(Saved entries)
·····

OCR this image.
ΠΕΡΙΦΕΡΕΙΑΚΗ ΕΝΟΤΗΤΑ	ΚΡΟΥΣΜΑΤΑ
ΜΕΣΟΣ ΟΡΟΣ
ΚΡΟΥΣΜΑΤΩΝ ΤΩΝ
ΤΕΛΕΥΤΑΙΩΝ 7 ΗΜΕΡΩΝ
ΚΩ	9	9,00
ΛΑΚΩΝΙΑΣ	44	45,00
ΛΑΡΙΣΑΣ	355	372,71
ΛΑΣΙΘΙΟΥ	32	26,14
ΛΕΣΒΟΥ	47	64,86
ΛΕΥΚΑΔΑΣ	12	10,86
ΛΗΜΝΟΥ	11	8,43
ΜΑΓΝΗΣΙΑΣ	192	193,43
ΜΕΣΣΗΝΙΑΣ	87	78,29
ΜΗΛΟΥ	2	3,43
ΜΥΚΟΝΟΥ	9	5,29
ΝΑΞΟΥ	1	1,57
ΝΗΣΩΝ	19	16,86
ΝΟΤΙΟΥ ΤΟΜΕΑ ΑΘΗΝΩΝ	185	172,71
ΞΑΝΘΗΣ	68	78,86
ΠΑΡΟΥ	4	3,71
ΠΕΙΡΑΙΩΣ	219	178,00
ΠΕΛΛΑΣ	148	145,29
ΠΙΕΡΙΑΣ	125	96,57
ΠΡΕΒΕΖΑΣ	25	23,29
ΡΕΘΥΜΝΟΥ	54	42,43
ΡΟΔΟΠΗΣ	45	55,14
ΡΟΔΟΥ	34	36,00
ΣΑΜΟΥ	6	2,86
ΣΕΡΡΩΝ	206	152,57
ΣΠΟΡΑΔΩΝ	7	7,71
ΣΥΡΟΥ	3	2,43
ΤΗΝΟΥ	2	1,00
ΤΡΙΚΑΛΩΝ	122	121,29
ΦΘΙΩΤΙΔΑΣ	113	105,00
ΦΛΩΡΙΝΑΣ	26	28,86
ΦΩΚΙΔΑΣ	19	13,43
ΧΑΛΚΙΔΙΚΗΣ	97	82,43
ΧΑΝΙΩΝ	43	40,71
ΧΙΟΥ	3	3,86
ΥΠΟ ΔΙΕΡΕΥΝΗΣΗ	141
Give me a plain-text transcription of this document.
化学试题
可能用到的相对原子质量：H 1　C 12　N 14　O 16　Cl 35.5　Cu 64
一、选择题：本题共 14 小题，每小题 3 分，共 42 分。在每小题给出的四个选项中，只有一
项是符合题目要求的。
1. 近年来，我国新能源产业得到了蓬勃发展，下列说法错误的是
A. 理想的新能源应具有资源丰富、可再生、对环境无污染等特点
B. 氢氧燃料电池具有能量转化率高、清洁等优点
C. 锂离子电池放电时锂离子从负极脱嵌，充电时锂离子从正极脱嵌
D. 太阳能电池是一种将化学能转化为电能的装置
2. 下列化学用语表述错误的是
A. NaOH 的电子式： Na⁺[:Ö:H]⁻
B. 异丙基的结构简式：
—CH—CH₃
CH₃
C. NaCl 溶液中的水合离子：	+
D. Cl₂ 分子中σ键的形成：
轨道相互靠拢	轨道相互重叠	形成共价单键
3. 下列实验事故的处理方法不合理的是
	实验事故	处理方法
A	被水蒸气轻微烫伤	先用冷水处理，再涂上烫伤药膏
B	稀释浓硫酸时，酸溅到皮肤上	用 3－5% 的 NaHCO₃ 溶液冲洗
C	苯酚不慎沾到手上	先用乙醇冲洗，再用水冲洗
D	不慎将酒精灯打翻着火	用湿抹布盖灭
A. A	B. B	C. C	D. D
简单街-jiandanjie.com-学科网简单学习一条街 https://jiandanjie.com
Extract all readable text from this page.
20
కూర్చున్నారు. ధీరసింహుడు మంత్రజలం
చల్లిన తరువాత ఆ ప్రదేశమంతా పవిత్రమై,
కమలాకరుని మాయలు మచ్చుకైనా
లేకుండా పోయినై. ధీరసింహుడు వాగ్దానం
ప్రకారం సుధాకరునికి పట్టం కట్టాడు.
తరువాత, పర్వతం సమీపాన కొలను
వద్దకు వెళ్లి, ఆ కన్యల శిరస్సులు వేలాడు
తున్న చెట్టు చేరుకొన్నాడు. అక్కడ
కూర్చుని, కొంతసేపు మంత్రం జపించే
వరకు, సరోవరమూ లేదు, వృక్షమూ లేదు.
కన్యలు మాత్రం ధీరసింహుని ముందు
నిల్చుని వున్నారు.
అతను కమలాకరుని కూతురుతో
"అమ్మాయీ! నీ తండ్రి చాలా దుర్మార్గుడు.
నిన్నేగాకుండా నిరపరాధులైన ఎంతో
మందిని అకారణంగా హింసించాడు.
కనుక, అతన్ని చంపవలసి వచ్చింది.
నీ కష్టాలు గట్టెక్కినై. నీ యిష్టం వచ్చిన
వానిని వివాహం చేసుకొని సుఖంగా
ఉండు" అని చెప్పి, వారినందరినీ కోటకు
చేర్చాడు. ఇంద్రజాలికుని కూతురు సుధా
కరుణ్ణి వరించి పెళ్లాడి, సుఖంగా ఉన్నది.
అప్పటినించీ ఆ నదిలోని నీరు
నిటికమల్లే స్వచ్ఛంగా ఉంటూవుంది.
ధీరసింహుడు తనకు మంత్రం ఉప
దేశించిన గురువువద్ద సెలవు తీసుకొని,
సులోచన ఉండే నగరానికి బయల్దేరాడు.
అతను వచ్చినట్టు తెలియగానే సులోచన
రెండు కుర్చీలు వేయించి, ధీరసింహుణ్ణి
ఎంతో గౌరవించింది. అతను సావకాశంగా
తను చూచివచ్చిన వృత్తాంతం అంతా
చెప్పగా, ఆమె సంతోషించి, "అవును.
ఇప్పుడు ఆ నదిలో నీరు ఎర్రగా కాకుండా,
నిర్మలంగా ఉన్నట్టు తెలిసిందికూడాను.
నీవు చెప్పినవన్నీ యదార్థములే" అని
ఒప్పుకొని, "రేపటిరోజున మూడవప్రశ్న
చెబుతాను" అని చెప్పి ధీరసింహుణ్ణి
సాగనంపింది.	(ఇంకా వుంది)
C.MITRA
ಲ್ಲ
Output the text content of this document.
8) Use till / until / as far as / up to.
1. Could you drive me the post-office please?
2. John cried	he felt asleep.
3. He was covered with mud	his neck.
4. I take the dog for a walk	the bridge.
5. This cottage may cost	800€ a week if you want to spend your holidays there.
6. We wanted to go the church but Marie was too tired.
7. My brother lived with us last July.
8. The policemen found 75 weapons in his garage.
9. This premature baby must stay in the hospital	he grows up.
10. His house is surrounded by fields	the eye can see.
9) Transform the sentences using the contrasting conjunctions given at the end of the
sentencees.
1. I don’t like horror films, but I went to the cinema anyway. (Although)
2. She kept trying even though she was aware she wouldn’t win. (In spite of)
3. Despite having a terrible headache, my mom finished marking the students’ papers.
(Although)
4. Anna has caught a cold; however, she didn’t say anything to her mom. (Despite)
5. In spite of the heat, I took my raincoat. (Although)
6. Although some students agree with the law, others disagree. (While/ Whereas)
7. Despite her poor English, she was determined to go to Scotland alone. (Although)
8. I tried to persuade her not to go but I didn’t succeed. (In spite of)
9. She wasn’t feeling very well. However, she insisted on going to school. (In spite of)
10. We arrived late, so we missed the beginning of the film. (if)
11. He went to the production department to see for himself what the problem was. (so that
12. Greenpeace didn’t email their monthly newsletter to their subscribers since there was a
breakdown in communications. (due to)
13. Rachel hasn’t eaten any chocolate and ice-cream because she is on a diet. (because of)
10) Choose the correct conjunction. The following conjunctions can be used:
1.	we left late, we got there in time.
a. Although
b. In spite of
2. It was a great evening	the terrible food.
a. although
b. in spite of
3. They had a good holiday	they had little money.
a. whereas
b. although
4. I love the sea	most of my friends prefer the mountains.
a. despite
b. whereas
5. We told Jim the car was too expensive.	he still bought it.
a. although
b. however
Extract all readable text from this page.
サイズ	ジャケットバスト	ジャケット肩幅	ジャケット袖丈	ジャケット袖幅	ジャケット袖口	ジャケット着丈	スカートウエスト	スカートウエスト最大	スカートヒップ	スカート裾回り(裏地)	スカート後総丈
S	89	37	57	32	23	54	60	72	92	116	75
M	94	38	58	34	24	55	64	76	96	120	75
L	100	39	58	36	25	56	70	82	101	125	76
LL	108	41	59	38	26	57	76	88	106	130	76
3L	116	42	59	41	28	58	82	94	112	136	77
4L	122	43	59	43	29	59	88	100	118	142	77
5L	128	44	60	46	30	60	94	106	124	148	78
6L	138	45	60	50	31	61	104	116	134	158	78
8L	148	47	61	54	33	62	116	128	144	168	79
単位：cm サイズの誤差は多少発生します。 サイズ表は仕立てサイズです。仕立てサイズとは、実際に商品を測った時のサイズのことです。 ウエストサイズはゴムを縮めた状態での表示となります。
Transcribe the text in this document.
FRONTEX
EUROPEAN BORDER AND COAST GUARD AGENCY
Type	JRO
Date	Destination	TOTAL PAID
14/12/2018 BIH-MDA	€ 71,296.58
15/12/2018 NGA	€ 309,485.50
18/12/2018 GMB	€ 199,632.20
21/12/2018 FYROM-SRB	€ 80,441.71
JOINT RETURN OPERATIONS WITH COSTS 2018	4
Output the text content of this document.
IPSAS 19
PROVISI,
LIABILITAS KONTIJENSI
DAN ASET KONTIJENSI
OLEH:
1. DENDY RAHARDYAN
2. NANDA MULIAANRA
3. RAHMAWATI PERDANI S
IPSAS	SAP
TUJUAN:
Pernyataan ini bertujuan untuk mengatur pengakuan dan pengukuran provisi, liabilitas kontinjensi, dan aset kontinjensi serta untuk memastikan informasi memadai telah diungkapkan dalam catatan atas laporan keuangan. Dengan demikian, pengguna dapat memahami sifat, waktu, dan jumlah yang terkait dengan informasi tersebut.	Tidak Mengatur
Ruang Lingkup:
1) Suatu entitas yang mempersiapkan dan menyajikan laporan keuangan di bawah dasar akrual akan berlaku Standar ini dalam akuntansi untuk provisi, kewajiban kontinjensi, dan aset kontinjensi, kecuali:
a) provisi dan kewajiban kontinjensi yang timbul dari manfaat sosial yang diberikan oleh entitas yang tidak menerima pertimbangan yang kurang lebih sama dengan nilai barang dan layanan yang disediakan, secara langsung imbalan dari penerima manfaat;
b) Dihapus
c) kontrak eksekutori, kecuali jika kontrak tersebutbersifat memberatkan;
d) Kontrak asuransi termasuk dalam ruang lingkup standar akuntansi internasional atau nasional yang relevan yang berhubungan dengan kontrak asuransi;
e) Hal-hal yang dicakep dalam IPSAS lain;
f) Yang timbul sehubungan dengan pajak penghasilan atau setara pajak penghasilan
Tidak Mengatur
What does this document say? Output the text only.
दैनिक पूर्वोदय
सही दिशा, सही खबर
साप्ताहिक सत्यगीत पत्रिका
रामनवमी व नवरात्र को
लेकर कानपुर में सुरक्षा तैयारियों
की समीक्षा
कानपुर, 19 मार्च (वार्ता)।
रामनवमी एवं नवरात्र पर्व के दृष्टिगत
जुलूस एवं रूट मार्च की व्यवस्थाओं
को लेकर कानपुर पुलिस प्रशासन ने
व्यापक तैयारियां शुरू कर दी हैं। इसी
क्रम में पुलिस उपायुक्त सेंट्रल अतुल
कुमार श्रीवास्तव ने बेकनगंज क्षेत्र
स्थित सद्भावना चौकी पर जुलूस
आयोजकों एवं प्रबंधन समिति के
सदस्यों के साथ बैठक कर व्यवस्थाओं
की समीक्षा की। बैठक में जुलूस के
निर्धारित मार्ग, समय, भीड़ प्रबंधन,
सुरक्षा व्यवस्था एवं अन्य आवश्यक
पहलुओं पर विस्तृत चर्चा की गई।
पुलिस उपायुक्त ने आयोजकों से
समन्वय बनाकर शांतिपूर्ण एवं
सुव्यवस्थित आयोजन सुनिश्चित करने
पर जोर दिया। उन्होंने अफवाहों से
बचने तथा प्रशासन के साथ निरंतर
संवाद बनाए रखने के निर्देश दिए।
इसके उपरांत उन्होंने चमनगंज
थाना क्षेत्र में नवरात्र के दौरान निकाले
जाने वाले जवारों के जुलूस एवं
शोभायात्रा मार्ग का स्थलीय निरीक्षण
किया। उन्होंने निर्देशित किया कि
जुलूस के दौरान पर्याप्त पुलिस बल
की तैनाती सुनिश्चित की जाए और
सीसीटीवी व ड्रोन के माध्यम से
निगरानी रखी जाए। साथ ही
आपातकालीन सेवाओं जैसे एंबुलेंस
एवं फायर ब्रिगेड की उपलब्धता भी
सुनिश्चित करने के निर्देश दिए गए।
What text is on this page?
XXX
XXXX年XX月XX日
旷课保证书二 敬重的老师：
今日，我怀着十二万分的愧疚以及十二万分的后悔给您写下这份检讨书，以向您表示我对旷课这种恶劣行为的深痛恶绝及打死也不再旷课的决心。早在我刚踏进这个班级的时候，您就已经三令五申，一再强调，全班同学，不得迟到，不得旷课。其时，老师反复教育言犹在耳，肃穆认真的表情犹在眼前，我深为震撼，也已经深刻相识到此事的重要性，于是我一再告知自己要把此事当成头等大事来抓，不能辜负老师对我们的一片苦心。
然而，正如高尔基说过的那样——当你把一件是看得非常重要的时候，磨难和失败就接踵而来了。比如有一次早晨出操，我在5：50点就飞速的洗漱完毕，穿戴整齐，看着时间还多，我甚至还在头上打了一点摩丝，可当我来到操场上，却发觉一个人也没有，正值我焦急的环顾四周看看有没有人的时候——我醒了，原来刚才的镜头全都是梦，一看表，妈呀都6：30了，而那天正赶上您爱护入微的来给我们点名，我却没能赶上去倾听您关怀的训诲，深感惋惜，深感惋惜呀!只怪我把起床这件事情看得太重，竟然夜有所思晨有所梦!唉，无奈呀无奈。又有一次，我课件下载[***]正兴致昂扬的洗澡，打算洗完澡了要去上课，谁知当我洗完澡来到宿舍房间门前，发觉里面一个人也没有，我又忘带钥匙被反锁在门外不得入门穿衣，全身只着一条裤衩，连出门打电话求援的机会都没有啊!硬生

·····

* Task
Repeat only the stretch of lines starting at the one containing "What text is on this page?" and running to the final line of the entries above.

* Result for this task
What text is on this page?
XXX
XXXX年XX月XX日
旷课保证书二 敬重的老师：
今日，我怀着十二万分的愧疚以及十二万分的后悔给您写下这份检讨书，以向您表示我对旷课这种恶劣行为的深痛恶绝及打死也不再旷课的决心。早在我刚踏进这个班级的时候，您就已经三令五申，一再强调，全班同学，不得迟到，不得旷课。其时，老师反复教育言犹在耳，肃穆认真的表情犹在眼前，我深为震撼，也已经深刻相识到此事的重要性，于是我一再告知自己要把此事当成头等大事来抓，不能辜负老师对我们的一片苦心。
然而，正如高尔基说过的那样——当你把一件是看得非常重要的时候，磨难和失败就接踵而来了。比如有一次早晨出操，我在5：50点就飞速的洗漱完毕，穿戴整齐，看着时间还多，我甚至还在头上打了一点摩丝，可当我来到操场上，却发觉一个人也没有，正值我焦急的环顾四周看看有没有人的时候——我醒了，原来刚才的镜头全都是梦，一看表，妈呀都6：30了，而那天正赶上您爱护入微的来给我们点名，我却没能赶上去倾听您关怀的训诲，深感惋惜，深感惋惜呀!只怪我把起床这件事情看得太重，竟然夜有所思晨有所梦!唉，无奈呀无奈。又有一次，我课件下载[***]正兴致昂扬的洗澡，打算洗完澡了要去上课，谁知当我洗完澡来到宿舍房间门前，发觉里面一个人也没有，我又忘带钥匙被反锁在门外不得入门穿衣，全身只着一条裤衩，连出门打电话求援的机会都没有啊!硬生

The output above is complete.